**What is expected**
Copy all lines of the listing that include the string "热情大方".

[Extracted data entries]
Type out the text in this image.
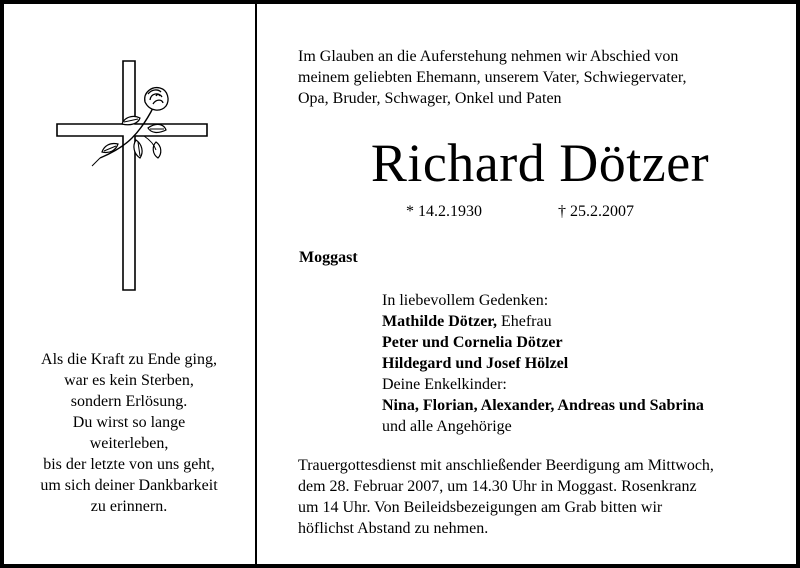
Als die Kraft zu Ende ging,
war es kein Sterben,
sondern Erlösung.
Du wirst so lange
weiterleben,
bis der letzte von uns geht,
um sich deiner Dankbarkeit
zu erinnern.
Im Glauben an die Auferstehung nehmen wir Abschied von
meinem geliebten Ehemann, unserem Vater, Schwiegervater,
Opa, Bruder, Schwager, Onkel und Paten
Richard Dötzer
* 14.2.1930	† 25.2.2007
Moggast
In liebevollem Gedenken:
Mathilde Dötzer, Ehefrau
Peter und Cornelia Dötzer
Hildegard und Josef Hölzel
Deine Enkelkinder:
Nina, Florian, Alexander, Andreas und Sabrina
und alle Angehörige
Trauergottesdienst mit anschließender Beerdigung am Mittwoch,
dem 28. Februar 2007, um 14.30 Uhr in Moggast. Rosenkranz
um 14 Uhr. Von Beileidsbezeigungen am Grab bitten wir
höflichst Abstand zu nehmen.
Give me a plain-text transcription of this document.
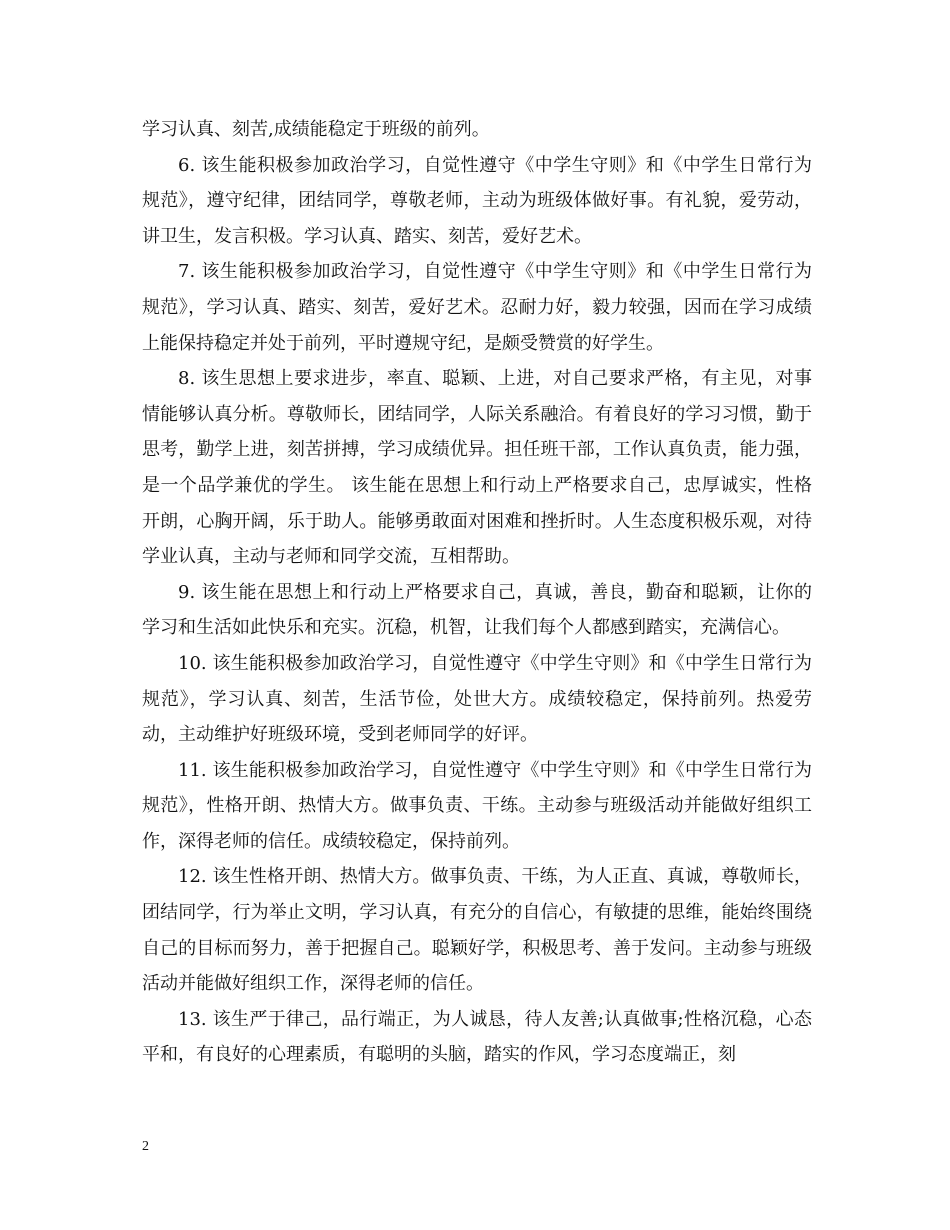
学习认真、刻苦,成绩能稳定于班级的前列。

6. 该生能积极参加政治学习，自觉性遵守《中学生守则》和《中学生日常行为规范》，遵守纪律，团结同学，尊敬老师，主动为班级体做好事。有礼貌，爱劳动，讲卫生，发言积极。学习认真、踏实、刻苦，爱好艺术。

7. 该生能积极参加政治学习，自觉性遵守《中学生守则》和《中学生日常行为规范》，学习认真、踏实、刻苦，爱好艺术。忍耐力好，毅力较强，因而在学习成绩上能保持稳定并处于前列，平时遵规守纪，是颇受赞赏的好学生。

8. 该生思想上要求进步，率直、聪颖、上进，对自己要求严格，有主见，对事情能够认真分析。尊敬师长，团结同学，人际关系融洽。有着良好的学习习惯，勤于思考，勤学上进，刻苦拼搏，学习成绩优异。担任班干部，工作认真负责，能力强，是一个品学兼优的学生。 该生能在思想上和行动上严格要求自己，忠厚诚实，性格开朗，心胸开阔，乐于助人。能够勇敢面对困难和挫折时。人生态度积极乐观，对待学业认真，主动与老师和同学交流，互相帮助。

9. 该生能在思想上和行动上严格要求自己，真诚，善良，勤奋和聪颖，让你的学习和生活如此快乐和充实。沉稳，机智，让我们每个人都感到踏实，充满信心。

10. 该生能积极参加政治学习，自觉性遵守《中学生守则》和《中学生日常行为规范》，学习认真、刻苦，生活节俭，处世大方。成绩较稳定，保持前列。热爱劳动，主动维护好班级环境，受到老师同学的好评。

11. 该生能积极参加政治学习，自觉性遵守《中学生守则》和《中学生日常行为规范》，性格开朗、热情大方。做事负责、干练。主动参与班级活动并能做好组织工作，深得老师的信任。成绩较稳定，保持前列。

12. 该生性格开朗、热情大方。做事负责、干练，为人正直、真诚，尊敬师长，团结同学，行为举止文明，学习认真，有充分的自信心，有敏捷的思维，能始终围绕自己的目标而努力，善于把握自己。聪颖好学，积极思考、善于发问。主动参与班级活动并能做好组织工作，深得老师的信任。

13. 该生严于律己，品行端正，为人诚恳，待人友善;认真做事;性格沉稳，心态平和，有良好的心理素质，有聪明的头脑，踏实的作风，学习态度端正，刻

2
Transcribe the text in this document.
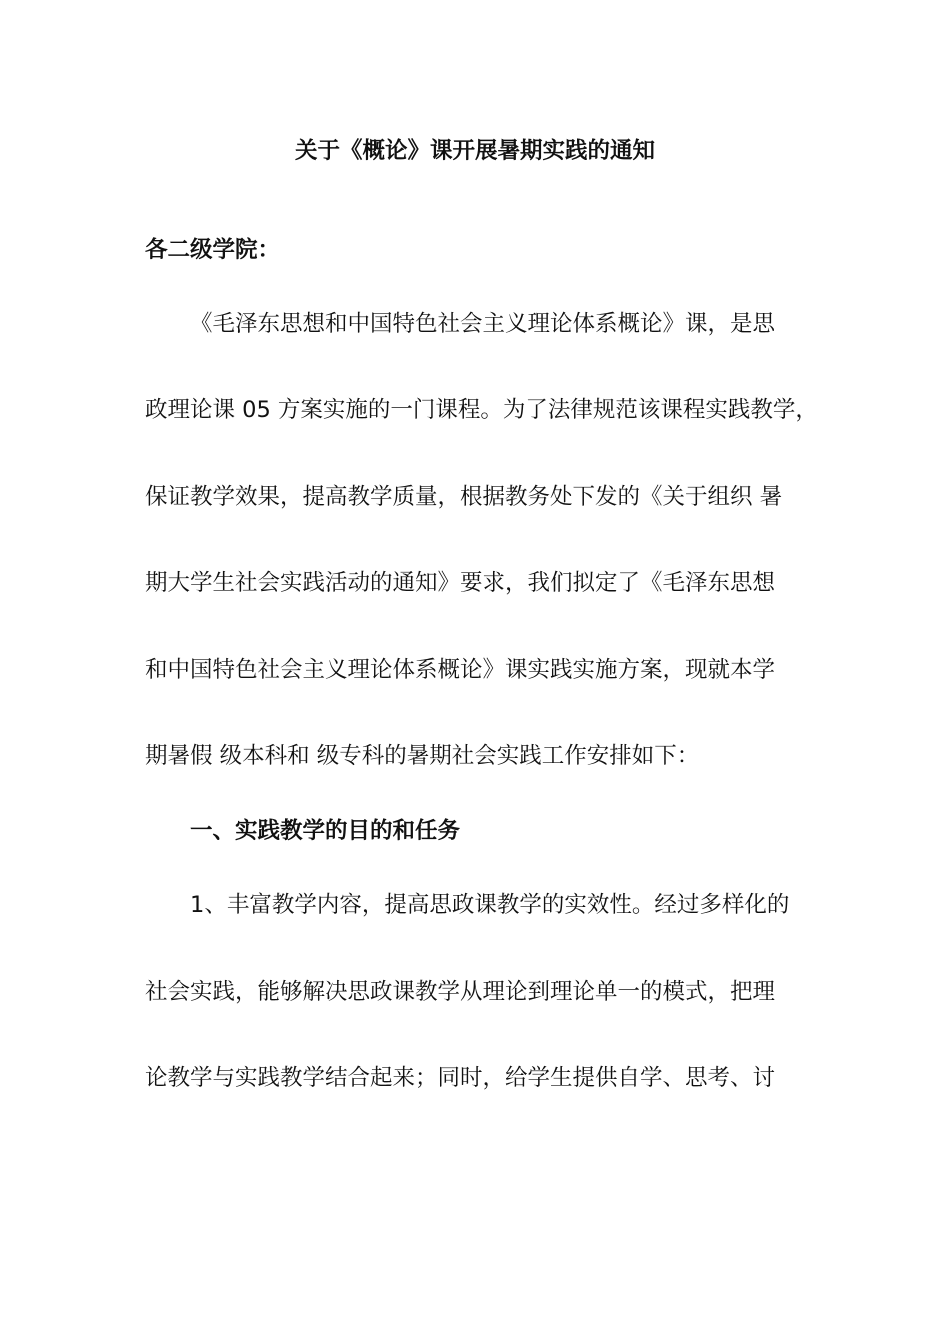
关于《概论》课开展暑期实践的通知
各二级学院：
《毛泽东思想和中国特色社会主义理论体系概论》课，是思
政理论课 05 方案实施的一门课程。为了法律规范该课程实践教学，
保证教学效果，提高教学质量，根据教务处下发的《关于组织 暑
期大学生社会实践活动的通知》要求，我们拟定了《毛泽东思想
和中国特色社会主义理论体系概论》课实践实施方案，现就本学
期暑假 级本科和 级专科的暑期社会实践工作安排如下：
一、实践教学的目的和任务
1、丰富教学内容，提高思政课教学的实效性。经过多样化的
社会实践，能够解决思政课教学从理论到理论单一的模式，把理
论教学与实践教学结合起来；同时，给学生提供自学、思考、讨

**Expected answer**
11. 该生能积极参加政治学习，自觉性遵守《中学生守则》和《中学生日常行为规范》，性格开朗、热情大方。做事负责、干练。主动参与班级活动并能做好组织工作，深得老师的信任。成绩较稳定，保持前列。
12. 该生性格开朗、热情大方。做事负责、干练，为人正直、真诚，尊敬师长，团结同学，行为举止文明，学习认真，有充分的自信心，有敏捷的思维，能始终围绕自己的目标而努力，善于把握自己。聪颖好学，积极思考、善于发问。主动参与班级活动并能做好组织工作，深得老师的信任。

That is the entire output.